## start Data for the task

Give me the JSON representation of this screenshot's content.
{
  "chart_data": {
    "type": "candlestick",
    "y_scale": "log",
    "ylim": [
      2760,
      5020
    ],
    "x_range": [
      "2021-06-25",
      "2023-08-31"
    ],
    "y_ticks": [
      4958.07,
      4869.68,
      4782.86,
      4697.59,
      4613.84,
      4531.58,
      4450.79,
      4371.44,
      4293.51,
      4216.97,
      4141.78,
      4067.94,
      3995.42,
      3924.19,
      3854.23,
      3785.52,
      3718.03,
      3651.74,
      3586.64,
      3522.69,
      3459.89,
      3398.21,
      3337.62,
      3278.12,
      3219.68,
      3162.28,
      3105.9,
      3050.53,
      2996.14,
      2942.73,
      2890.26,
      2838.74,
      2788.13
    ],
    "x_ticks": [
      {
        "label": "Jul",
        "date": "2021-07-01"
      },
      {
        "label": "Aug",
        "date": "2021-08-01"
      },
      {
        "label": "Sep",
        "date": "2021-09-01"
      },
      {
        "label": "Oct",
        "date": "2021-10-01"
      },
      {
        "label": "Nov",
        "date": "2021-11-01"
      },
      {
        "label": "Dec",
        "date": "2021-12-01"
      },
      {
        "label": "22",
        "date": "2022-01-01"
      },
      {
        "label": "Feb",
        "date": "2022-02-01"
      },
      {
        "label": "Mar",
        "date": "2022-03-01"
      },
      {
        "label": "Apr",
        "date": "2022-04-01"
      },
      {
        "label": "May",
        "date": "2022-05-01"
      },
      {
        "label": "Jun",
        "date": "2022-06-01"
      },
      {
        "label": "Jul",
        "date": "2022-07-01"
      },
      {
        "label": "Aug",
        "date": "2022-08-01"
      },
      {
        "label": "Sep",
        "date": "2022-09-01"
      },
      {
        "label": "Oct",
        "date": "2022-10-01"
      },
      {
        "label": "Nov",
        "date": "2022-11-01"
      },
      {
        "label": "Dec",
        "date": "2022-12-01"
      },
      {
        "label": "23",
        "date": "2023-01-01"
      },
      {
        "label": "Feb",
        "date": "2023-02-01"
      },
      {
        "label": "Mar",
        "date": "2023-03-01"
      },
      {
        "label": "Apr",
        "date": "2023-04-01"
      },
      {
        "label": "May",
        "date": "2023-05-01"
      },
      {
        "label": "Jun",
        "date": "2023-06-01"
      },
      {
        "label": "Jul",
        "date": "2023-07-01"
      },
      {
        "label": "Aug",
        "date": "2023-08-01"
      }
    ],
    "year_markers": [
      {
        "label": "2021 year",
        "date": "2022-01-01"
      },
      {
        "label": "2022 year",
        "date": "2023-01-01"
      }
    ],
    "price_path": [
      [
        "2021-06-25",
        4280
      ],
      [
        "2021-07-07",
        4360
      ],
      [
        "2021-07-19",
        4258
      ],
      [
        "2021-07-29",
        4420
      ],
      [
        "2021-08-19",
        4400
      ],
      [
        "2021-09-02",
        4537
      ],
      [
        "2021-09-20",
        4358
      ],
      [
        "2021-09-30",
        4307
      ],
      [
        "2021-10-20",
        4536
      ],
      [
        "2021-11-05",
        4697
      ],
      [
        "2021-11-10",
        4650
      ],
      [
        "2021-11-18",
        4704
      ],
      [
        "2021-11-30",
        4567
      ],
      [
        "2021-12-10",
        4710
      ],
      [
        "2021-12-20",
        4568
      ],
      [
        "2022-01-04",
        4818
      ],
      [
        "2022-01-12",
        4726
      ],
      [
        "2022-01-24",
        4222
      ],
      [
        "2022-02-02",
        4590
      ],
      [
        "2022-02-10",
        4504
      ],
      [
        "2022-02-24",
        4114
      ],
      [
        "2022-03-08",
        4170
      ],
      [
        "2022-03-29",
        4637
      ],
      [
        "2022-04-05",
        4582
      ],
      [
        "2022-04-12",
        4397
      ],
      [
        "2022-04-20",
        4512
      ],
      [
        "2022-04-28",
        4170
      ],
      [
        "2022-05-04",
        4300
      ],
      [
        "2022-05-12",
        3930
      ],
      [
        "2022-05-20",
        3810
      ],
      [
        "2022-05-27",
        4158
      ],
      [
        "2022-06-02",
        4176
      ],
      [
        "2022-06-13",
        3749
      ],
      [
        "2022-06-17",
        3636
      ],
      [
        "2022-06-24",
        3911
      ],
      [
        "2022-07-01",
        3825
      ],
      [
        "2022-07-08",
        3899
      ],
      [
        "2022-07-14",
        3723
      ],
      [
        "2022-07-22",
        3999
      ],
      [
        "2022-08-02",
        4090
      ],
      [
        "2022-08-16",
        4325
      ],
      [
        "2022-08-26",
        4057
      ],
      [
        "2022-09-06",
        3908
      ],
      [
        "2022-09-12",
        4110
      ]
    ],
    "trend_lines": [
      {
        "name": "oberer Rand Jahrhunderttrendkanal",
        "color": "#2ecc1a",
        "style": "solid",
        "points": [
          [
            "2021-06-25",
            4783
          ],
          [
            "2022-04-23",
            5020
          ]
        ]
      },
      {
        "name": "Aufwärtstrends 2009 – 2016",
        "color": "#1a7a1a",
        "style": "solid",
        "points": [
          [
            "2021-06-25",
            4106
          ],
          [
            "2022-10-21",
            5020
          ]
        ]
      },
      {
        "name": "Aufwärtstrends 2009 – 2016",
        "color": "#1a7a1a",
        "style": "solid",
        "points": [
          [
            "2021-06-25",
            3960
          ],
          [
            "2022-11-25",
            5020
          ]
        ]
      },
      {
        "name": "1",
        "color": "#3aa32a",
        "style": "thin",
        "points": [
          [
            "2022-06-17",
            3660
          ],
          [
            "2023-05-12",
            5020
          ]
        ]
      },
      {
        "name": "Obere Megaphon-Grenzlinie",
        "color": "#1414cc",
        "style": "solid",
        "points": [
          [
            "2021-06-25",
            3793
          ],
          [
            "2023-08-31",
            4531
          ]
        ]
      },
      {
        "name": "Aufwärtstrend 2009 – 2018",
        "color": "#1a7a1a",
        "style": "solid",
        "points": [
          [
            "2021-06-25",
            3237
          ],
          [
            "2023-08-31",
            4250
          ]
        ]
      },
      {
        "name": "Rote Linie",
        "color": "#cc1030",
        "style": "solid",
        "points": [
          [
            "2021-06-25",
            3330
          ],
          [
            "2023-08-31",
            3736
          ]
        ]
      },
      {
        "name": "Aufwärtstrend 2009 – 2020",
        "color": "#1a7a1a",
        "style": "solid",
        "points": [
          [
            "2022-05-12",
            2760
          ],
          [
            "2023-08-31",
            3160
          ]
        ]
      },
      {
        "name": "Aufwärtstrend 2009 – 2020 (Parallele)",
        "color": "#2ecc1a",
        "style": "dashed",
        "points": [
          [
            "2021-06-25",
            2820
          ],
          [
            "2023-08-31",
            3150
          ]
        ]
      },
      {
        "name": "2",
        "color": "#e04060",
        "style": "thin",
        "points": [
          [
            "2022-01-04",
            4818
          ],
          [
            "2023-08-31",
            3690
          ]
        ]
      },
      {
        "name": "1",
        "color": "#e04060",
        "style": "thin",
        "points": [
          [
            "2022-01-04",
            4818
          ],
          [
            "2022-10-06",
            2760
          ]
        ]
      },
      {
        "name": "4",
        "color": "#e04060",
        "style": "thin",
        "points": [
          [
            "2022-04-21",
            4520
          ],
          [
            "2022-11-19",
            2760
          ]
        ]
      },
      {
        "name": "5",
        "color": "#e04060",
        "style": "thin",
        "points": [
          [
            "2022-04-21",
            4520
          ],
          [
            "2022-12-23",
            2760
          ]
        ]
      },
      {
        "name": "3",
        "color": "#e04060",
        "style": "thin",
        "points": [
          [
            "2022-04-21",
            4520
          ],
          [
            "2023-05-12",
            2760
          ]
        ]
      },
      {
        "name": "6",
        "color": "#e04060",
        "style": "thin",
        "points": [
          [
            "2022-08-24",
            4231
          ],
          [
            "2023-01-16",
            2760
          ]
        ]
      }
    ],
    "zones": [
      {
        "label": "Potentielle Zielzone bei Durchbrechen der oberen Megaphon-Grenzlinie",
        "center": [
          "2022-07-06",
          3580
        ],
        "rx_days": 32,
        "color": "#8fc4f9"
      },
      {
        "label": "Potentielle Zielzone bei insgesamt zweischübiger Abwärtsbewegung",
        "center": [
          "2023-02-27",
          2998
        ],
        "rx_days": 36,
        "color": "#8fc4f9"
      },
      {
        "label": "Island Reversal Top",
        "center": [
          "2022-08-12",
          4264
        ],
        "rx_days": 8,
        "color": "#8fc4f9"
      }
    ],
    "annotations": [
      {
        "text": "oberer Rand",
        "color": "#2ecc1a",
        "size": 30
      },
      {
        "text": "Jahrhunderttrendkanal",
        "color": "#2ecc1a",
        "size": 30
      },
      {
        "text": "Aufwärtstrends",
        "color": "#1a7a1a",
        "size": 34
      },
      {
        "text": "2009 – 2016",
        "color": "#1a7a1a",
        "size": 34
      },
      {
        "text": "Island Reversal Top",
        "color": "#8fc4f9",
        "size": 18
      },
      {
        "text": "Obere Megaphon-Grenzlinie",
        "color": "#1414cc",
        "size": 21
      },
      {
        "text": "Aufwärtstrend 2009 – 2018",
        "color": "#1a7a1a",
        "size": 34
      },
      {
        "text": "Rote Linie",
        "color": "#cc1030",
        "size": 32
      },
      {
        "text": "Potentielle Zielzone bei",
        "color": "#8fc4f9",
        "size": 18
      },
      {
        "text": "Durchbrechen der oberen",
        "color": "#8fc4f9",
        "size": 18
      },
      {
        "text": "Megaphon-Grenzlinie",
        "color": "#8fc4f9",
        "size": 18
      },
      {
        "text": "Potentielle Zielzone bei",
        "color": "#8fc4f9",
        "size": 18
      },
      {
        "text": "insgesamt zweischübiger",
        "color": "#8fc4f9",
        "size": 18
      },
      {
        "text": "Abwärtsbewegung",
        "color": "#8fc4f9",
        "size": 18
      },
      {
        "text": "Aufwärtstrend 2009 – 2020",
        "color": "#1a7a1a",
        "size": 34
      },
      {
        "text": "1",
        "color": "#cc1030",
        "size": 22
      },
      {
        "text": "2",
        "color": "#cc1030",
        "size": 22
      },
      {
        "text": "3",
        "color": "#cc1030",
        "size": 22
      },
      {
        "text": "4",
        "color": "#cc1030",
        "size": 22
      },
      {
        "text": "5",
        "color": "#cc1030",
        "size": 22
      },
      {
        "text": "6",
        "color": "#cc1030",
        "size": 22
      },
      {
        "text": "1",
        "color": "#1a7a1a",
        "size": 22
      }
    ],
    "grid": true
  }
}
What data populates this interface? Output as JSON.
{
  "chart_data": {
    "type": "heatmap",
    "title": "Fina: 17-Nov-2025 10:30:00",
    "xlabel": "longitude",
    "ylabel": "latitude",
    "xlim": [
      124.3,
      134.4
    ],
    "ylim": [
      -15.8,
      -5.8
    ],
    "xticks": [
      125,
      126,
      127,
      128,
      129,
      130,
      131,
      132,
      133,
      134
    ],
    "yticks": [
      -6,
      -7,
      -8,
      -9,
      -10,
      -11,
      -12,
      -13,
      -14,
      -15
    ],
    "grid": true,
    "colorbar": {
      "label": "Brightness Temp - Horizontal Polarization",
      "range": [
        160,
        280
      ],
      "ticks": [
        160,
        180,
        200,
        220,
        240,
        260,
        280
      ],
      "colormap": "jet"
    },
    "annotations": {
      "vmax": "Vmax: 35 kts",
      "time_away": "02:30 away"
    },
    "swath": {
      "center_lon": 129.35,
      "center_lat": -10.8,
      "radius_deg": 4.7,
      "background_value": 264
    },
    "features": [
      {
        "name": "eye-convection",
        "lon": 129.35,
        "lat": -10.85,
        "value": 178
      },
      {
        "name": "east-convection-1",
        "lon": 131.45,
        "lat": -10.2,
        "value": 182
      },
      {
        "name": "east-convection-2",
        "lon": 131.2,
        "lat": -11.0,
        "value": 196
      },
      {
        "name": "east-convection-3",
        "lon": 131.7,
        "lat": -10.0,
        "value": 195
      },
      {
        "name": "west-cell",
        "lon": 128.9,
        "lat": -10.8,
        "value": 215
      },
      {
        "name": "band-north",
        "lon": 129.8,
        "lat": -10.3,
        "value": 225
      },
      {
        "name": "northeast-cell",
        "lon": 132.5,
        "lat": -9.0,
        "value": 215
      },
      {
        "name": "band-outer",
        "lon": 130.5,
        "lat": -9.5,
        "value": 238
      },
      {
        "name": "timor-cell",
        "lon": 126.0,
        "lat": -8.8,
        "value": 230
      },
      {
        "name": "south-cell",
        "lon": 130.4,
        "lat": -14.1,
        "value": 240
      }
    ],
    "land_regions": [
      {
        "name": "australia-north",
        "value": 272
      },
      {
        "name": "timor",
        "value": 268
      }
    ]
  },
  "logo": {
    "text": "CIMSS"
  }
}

## end Data for the task

Go through the listing above and return every line where the word "zweischübiger" occurs.

        "label": "Potentielle Zielzone bei insgesamt zweischübiger Abwärtsbewegung",
        "text": "insgesamt zweischübiger",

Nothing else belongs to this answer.